Going through the material below, please gather all lines with the word "база" in them.

---- Material provided

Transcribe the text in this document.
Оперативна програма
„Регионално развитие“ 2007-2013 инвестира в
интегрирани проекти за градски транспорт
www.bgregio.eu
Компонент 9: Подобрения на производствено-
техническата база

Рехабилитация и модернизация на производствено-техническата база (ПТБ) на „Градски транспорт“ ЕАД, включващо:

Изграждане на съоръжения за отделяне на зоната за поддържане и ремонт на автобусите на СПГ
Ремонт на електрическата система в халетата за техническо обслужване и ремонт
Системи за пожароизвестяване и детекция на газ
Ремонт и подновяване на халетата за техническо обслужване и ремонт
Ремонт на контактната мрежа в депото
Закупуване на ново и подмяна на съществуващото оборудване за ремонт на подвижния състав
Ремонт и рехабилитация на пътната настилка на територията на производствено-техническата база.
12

--------

The response:
техническата база
Рехабилитация и модернизация на производствено-техническата база (ПТБ) на „Градски транспорт“ ЕАД, включващо:
Ремонт и рехабилитация на пътната настилка на територията на производствено-техническата база.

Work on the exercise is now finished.